Stated task> Look through the data below and return each line where "objemu" appears.

Records to use>

---------------

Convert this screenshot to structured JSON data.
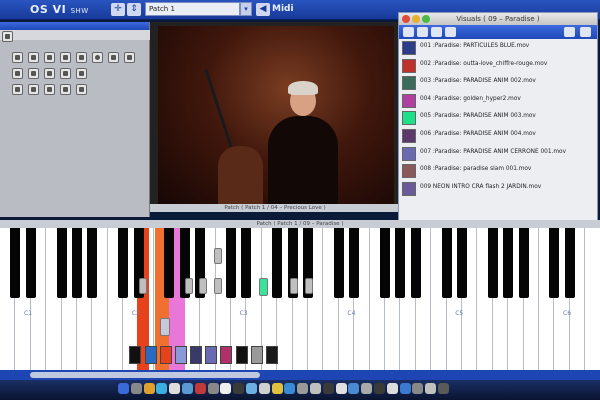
{
  "app": {
    "brand": "OS VI",
    "brand_suffix": "SHW"
  },
  "toolbar": {
    "patch_value": "Patch 1",
    "midi_label": "Midi"
  },
  "visuals_window": {
    "title": "Visuals ( 09 – Paradise )",
    "items": [
      {
        "label": "001 :Paradise: PARTICULES BLUE.mov",
        "thumb_color": "#2a3c8a"
      },
      {
        "label": "002 :Paradise: outta-love_chiffre-rouge.mov",
        "thumb_color": "#c0302a"
      },
      {
        "label": "003 :Paradise: PARADISE ANIM 002.mov",
        "thumb_color": "#3a6a5a"
      },
      {
        "label": "004 :Paradise: golden_hyper2.mov",
        "thumb_color": "#b040a0"
      },
      {
        "label": "005 :Paradise: PARADISE ANIM 003.mov",
        "thumb_color": "#1fe08a"
      },
      {
        "label": "006 :Paradise: PARADISE ANIM 004.mov",
        "thumb_color": "#5a3a6a"
      },
      {
        "label": "007 :Paradise: PARADISE ANIM CERRONE 001.mov",
        "thumb_color": "#6a6ab0"
      },
      {
        "label": "008 :Paradise: paradise slam 001.mov",
        "thumb_color": "#8a5a5a"
      },
      {
        "label": "009 NEON INTRO CRA flash 2 JARDIN.mov",
        "thumb_color": "#6a5a9a"
      }
    ]
  },
  "patch_strip_video": "Patch ( Patch 1 / 04 – Precious Love )",
  "patch_strip_keyboard": "Patch ( Patch 1 / 09 – Paradise )",
  "keyboard": {
    "octave_labels": [
      "C1",
      "C2",
      "C3",
      "C4",
      "C5",
      "C6"
    ]
  }
}
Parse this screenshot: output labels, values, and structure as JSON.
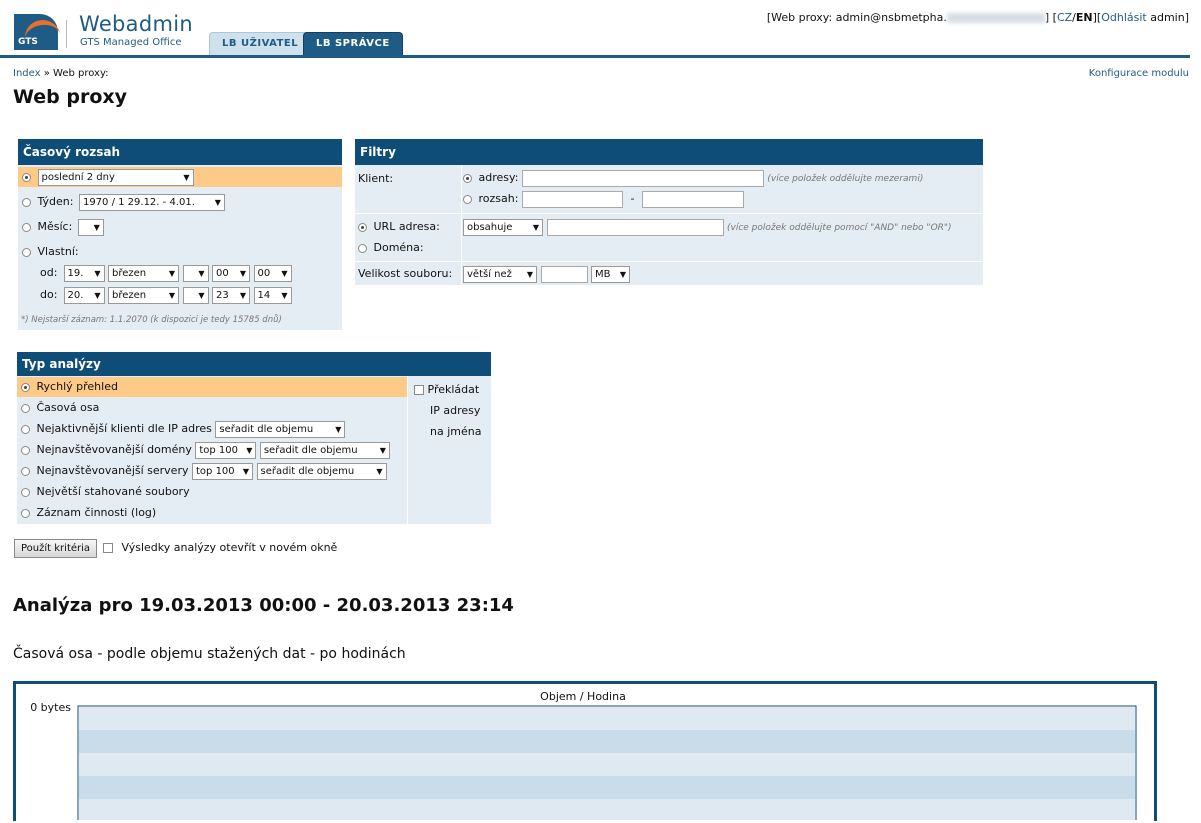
{
  "logo": {
    "short": "GTS",
    "title": "Webadmin",
    "subtitle": "GTS Managed Office"
  },
  "tabs": [
    {
      "label": "LB UŽIVATEL"
    },
    {
      "label": "LB SPRÁVCE"
    }
  ],
  "userbar": {
    "prefix": "[Web proxy: admin@nsbmetpha.",
    "suffix": "]",
    "lang_open": " [",
    "lang_cz": "CZ",
    "lang_sep": "/",
    "lang_en": "EN",
    "lang_close": "]",
    "logout_open": "[",
    "logout": "Odhlásit",
    "user": " admin]"
  },
  "breadcrumb": {
    "home": "Index",
    "sep": " » ",
    "current": "Web proxy:"
  },
  "config_link": "Konfigurace modulu",
  "page_title": "Web proxy",
  "time_range": {
    "title": "Časový rozsah",
    "preset_value": "poslední 2 dny",
    "week_label": "Týden:",
    "week_value": "1970 / 1  29.12. - 4.01.",
    "month_label": "Měsíc:",
    "custom_label": "Vlastní:",
    "from_label": "od:",
    "to_label": "do:",
    "from": {
      "day": "19.",
      "month": "březen",
      "year": "",
      "hour": "00",
      "minute": "00"
    },
    "to": {
      "day": "20.",
      "month": "březen",
      "year": "",
      "hour": "23",
      "minute": "14"
    },
    "note": "*) Nejstarší záznam: 1.1.2070 (k dispozici je tedy 15785 dnů)"
  },
  "filters": {
    "title": "Filtry",
    "client_label": "Klient:",
    "addresses_label": "adresy:",
    "addresses_hint": "(více položek oddělujte mezerami)",
    "range_label": "rozsah:",
    "range_sep": "-",
    "url_label": "URL adresa:",
    "url_op": "obsahuje",
    "url_hint": "(více položek oddělujte pomocí \"AND\" nebo \"OR\")",
    "domain_label": "Doména:",
    "size_label": "Velikost souboru:",
    "size_op": "větší než",
    "size_unit": "MB"
  },
  "analysis": {
    "title": "Typ analýzy",
    "options": [
      {
        "label": "Rychlý přehled"
      },
      {
        "label": "Časová osa"
      },
      {
        "label": "Nejaktivnější klienti dle IP adres"
      },
      {
        "label": "Nejnavštěvovanější domény"
      },
      {
        "label": "Nejnavštěvovanější servery"
      },
      {
        "label": "Největší stahované soubory"
      },
      {
        "label": "Záznam činnosti (log)"
      }
    ],
    "sort_value": "seřadit dle objemu",
    "top_value": "top 100",
    "translate_line1": "Překládat",
    "translate_line2": "IP adresy",
    "translate_line3": "na jména"
  },
  "apply_button": "Použít kritéria",
  "new_window_label": "Výsledky analýzy otevřít v novém okně",
  "result_title": "Analýza pro 19.03.2013 00:00 - 20.03.2013 23:14",
  "result_subtitle": "Časová osa - podle objemu stažených dat - po hodinách",
  "chart_data": {
    "type": "bar",
    "title": "Objem / Hodina",
    "y_tick_labels": [
      "0 bytes"
    ],
    "categories": [],
    "values": []
  }
}
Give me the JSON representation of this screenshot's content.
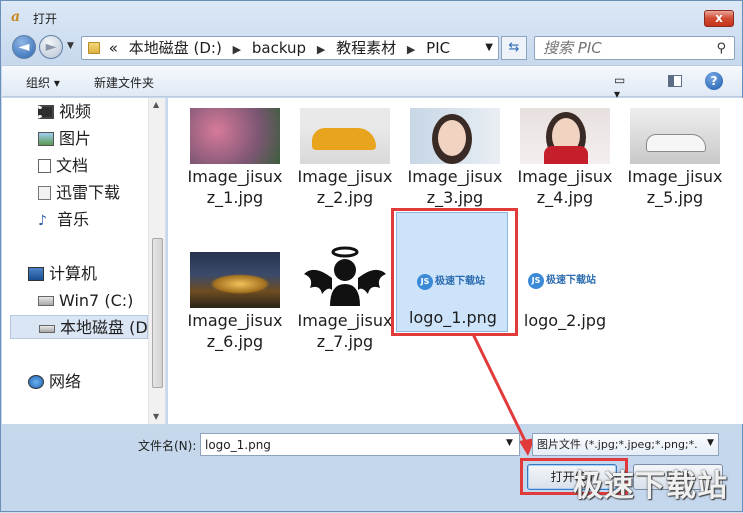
{
  "window": {
    "title": "打开",
    "close_label": "x"
  },
  "nav": {
    "back_glyph": "◄",
    "forward_glyph": "►",
    "address": {
      "prefix": "«",
      "segments": [
        "本地磁盘 (D:)",
        "backup",
        "教程素材",
        "PIC"
      ]
    },
    "search_placeholder": "搜索 PIC"
  },
  "toolbar": {
    "organize_label": "组织 ▾",
    "new_folder_label": "新建文件夹",
    "help_label": "?"
  },
  "sidebar": {
    "items": [
      {
        "label": "视频",
        "icon": "video-icon"
      },
      {
        "label": "图片",
        "icon": "picture-icon"
      },
      {
        "label": "文档",
        "icon": "document-icon"
      },
      {
        "label": "迅雷下载",
        "icon": "download-icon"
      },
      {
        "label": "音乐",
        "icon": "music-icon"
      },
      {
        "label": "计算机",
        "icon": "computer-icon"
      },
      {
        "label": "Win7 (C:)",
        "icon": "drive-icon"
      },
      {
        "label": "本地磁盘 (D:",
        "icon": "drive-icon"
      },
      {
        "label": "网络",
        "icon": "network-icon"
      }
    ]
  },
  "files": [
    {
      "name": "Image_jisuxz_1.jpg",
      "line1": "Image_jisux",
      "line2": "z_1.jpg"
    },
    {
      "name": "Image_jisuxz_2.jpg",
      "line1": "Image_jisux",
      "line2": "z_2.jpg"
    },
    {
      "name": "Image_jisuxz_3.jpg",
      "line1": "Image_jisux",
      "line2": "z_3.jpg"
    },
    {
      "name": "Image_jisuxz_4.jpg",
      "line1": "Image_jisux",
      "line2": "z_4.jpg"
    },
    {
      "name": "Image_jisuxz_5.jpg",
      "line1": "Image_jisux",
      "line2": "z_5.jpg"
    },
    {
      "name": "Image_jisuxz_6.jpg",
      "line1": "Image_jisux",
      "line2": "z_6.jpg"
    },
    {
      "name": "Image_jisuxz_7.jpg",
      "line1": "Image_jisux",
      "line2": "z_7.jpg"
    },
    {
      "name": "logo_1.png",
      "line1": "logo_1.png",
      "line2": "",
      "selected": true,
      "logo_text": "极速下载站"
    },
    {
      "name": "logo_2.jpg",
      "line1": "logo_2.jpg",
      "line2": "",
      "logo_text": "极速下载站"
    }
  ],
  "bottom": {
    "filename_label": "文件名(N):",
    "filename_value": "logo_1.png",
    "filetype_value": "图片文件 (*.jpg;*.jpeg;*.png;*.",
    "open_label": "打开(O)",
    "cancel_label": "取消"
  },
  "watermark": "极速下载站",
  "colors": {
    "highlight_box": "#e03a3a",
    "selection": "#cde3fa"
  }
}
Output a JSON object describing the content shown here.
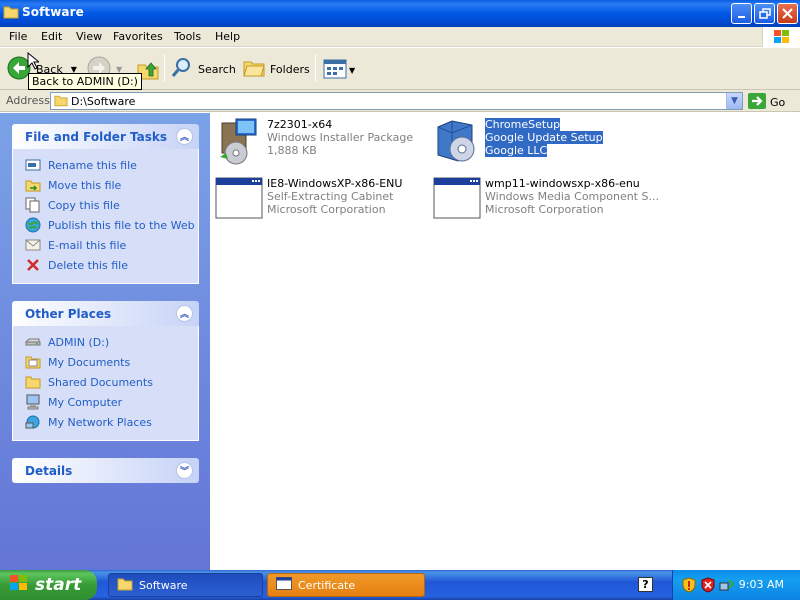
{
  "window": {
    "title": "Software",
    "buttons": {
      "minimize": "_",
      "maximize": "□",
      "close": "✕"
    }
  },
  "menu": [
    "File",
    "Edit",
    "View",
    "Favorites",
    "Tools",
    "Help"
  ],
  "toolbar": {
    "back_label": "Back",
    "back_tooltip": "Back to ADMIN (D:)",
    "search_label": "Search",
    "folders_label": "Folders"
  },
  "address": {
    "label": "Address",
    "value": "D:\\Software",
    "go_label": "Go"
  },
  "tasks_panel": {
    "title": "File and Folder Tasks",
    "items": [
      {
        "label": "Rename this file",
        "icon": "rename-icon"
      },
      {
        "label": "Move this file",
        "icon": "move-icon"
      },
      {
        "label": "Copy this file",
        "icon": "copy-icon"
      },
      {
        "label": "Publish this file to the Web",
        "icon": "globe-icon"
      },
      {
        "label": "E-mail this file",
        "icon": "email-icon"
      },
      {
        "label": "Delete this file",
        "icon": "delete-icon"
      }
    ]
  },
  "places_panel": {
    "title": "Other Places",
    "items": [
      {
        "label": "ADMIN (D:)",
        "icon": "drive-icon"
      },
      {
        "label": "My Documents",
        "icon": "folder-icon"
      },
      {
        "label": "Shared Documents",
        "icon": "folder-icon"
      },
      {
        "label": "My Computer",
        "icon": "computer-icon"
      },
      {
        "label": "My Network Places",
        "icon": "network-icon"
      }
    ]
  },
  "details_panel": {
    "title": "Details"
  },
  "files": [
    {
      "name": "7z2301-x64",
      "type": "Windows Installer Package",
      "info": "1,888 KB",
      "icon": "installer-icon",
      "selected": false
    },
    {
      "name": "ChromeSetup",
      "type": "Google Update Setup",
      "info": "Google LLC",
      "icon": "setup-icon",
      "selected": true
    },
    {
      "name": "IE8-WindowsXP-x86-ENU",
      "type": "Self-Extracting Cabinet",
      "info": "Microsoft Corporation",
      "icon": "application-icon",
      "selected": false
    },
    {
      "name": "wmp11-windowsxp-x86-enu",
      "type": "Windows Media Component S...",
      "info": "Microsoft Corporation",
      "icon": "application-icon",
      "selected": false
    }
  ],
  "taskbar": {
    "start_label": "start",
    "buttons": [
      {
        "label": "Software",
        "icon": "folder-icon"
      },
      {
        "label": "Certificate",
        "icon": "window-icon"
      }
    ],
    "clock": "9:03 AM",
    "help_glyph": "?"
  },
  "colors": {
    "title_blue": "#0058e6",
    "task_link": "#215dc6",
    "selection": "#316ac5",
    "start_green": "#379b37",
    "active_task_orange": "#e68a1a"
  }
}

---------------

Answer for the task>
    "sort_value": "seřadit dle objemu",
  "result_subtitle": "Časová osa - podle objemu stažených dat - po hodinách",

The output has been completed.